Exactly repeat the full listing that follows.

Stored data
====

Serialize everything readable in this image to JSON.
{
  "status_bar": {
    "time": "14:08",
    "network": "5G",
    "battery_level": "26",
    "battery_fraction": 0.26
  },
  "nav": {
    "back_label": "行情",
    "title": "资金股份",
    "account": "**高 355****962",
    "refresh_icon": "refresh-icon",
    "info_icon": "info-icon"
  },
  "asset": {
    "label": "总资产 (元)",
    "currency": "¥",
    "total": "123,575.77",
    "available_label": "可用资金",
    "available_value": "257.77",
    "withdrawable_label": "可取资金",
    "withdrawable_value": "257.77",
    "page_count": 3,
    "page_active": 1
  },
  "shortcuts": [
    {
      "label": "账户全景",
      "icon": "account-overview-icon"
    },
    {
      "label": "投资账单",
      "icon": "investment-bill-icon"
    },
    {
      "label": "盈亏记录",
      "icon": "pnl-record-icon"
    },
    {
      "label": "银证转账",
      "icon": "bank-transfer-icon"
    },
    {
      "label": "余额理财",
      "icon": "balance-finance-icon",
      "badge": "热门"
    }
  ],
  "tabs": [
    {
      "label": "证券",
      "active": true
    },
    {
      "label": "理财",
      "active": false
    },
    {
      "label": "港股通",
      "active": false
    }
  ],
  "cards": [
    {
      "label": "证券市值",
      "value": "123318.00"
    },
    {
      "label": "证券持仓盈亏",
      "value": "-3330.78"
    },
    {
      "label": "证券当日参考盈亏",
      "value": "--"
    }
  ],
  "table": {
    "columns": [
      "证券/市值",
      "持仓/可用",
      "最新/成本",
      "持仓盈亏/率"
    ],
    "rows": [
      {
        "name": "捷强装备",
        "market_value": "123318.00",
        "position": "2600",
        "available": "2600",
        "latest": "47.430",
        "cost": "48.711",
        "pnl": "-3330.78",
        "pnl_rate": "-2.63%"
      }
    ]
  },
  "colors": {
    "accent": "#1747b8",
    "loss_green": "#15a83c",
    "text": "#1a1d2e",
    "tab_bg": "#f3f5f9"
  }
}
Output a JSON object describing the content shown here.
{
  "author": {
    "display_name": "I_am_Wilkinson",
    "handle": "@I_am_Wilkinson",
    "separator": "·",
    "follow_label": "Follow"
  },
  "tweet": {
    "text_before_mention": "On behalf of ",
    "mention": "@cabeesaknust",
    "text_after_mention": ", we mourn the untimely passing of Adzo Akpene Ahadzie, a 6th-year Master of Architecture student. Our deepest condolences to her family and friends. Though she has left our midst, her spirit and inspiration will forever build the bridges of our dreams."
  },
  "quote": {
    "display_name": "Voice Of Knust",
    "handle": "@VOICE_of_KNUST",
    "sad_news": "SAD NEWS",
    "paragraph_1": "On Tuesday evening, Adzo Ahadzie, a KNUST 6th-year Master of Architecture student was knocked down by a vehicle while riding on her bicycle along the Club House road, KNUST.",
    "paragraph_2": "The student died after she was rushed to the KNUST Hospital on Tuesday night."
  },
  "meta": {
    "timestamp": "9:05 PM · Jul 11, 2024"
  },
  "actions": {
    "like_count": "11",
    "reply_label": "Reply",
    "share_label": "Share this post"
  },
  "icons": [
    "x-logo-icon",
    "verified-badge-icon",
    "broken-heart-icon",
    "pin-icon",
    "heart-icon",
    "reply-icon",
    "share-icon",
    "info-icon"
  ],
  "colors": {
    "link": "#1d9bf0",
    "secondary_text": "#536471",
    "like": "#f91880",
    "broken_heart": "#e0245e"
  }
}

====

▶ **SOLUTION TO THE PROBLEM**:
Serialize everything readable in this image to JSON.
{
  "status_bar": {
    "time": "14:08",
    "network": "5G",
    "battery_level": "26",
    "battery_fraction": 0.26
  },
  "nav": {
    "back_label": "行情",
    "title": "资金股份",
    "account": "**高 355****962",
    "refresh_icon": "refresh-icon",
    "info_icon": "info-icon"
  },
  "asset": {
    "label": "总资产 (元)",
    "currency": "¥",
    "total": "123,575.77",
    "available_label": "可用资金",
    "available_value": "257.77",
    "withdrawable_label": "可取资金",
    "withdrawable_value": "257.77",
    "page_count": 3,
    "page_active": 1
  },
  "shortcuts": [
    {
      "label": "账户全景",
      "icon": "account-overview-icon"
    },
    {
      "label": "投资账单",
      "icon": "investment-bill-icon"
    },
    {
      "label": "盈亏记录",
      "icon": "pnl-record-icon"
    },
    {
      "label": "银证转账",
      "icon": "bank-transfer-icon"
    },
    {
      "label": "余额理财",
      "icon": "balance-finance-icon",
      "badge": "热门"
    }
  ],
  "tabs": [
    {
      "label": "证券",
      "active": true
    },
    {
      "label": "理财",
      "active": false
    },
    {
      "label": "港股通",
      "active": false
    }
  ],
  "cards": [
    {
      "label": "证券市值",
      "value": "123318.00"
    },
    {
      "label": "证券持仓盈亏",
      "value": "-3330.78"
    },
    {
      "label": "证券当日参考盈亏",
      "value": "--"
    }
  ],
  "table": {
    "columns": [
      "证券/市值",
      "持仓/可用",
      "最新/成本",
      "持仓盈亏/率"
    ],
    "rows": [
      {
        "name": "捷强装备",
        "market_value": "123318.00",
        "position": "2600",
        "available": "2600",
        "latest": "47.430",
        "cost": "48.711",
        "pnl": "-3330.78",
        "pnl_rate": "-2.63%"
      }
    ]
  },
  "colors": {
    "accent": "#1747b8",
    "loss_green": "#15a83c",
    "text": "#1a1d2e",
    "tab_bg": "#f3f5f9"
  }
}
Output a JSON object describing the content shown here.
{
  "author": {
    "display_name": "I_am_Wilkinson",
    "handle": "@I_am_Wilkinson",
    "separator": "·",
    "follow_label": "Follow"
  },
  "tweet": {
    "text_before_mention": "On behalf of ",
    "mention": "@cabeesaknust",
    "text_after_mention": ", we mourn the untimely passing of Adzo Akpene Ahadzie, a 6th-year Master of Architecture student. Our deepest condolences to her family and friends. Though she has left our midst, her spirit and inspiration will forever build the bridges of our dreams."
  },
  "quote": {
    "display_name": "Voice Of Knust",
    "handle": "@VOICE_of_KNUST",
    "sad_news": "SAD NEWS",
    "paragraph_1": "On Tuesday evening, Adzo Ahadzie, a KNUST 6th-year Master of Architecture student was knocked down by a vehicle while riding on her bicycle along the Club House road, KNUST.",
    "paragraph_2": "The student died after she was rushed to the KNUST Hospital on Tuesday night."
  },
  "meta": {
    "timestamp": "9:05 PM · Jul 11, 2024"
  },
  "actions": {
    "like_count": "11",
    "reply_label": "Reply",
    "share_label": "Share this post"
  },
  "icons": [
    "x-logo-icon",
    "verified-badge-icon",
    "broken-heart-icon",
    "pin-icon",
    "heart-icon",
    "reply-icon",
    "share-icon",
    "info-icon"
  ],
  "colors": {
    "link": "#1d9bf0",
    "secondary_text": "#536471",
    "like": "#f91880",
    "broken_heart": "#e0245e"
  }
}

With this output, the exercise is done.